[Stored data entries]
%%
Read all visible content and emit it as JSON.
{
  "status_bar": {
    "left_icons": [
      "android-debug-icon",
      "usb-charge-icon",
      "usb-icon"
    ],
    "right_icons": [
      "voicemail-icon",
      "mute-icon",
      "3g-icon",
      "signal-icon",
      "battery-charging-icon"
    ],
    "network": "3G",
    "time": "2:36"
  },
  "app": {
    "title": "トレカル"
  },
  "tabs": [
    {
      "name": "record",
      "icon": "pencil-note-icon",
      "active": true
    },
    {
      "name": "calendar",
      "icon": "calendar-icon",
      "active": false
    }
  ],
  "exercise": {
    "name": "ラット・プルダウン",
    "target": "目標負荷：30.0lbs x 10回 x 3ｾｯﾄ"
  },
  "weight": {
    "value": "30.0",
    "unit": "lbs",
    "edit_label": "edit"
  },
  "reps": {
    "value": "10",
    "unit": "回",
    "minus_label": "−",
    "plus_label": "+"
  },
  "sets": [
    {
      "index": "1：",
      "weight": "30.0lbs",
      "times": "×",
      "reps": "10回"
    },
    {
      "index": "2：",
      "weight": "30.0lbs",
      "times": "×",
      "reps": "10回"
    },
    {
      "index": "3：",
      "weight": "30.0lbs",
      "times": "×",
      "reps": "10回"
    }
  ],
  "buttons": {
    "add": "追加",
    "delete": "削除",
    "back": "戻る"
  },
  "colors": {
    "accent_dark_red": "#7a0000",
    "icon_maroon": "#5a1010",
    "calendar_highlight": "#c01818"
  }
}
%%
• _Description of the task_:
Show the lines of the material that contain the word "name".

• _Worked answer_:
      "name": "record",
      "name": "calendar",
    "name": "ラット・プルダウン",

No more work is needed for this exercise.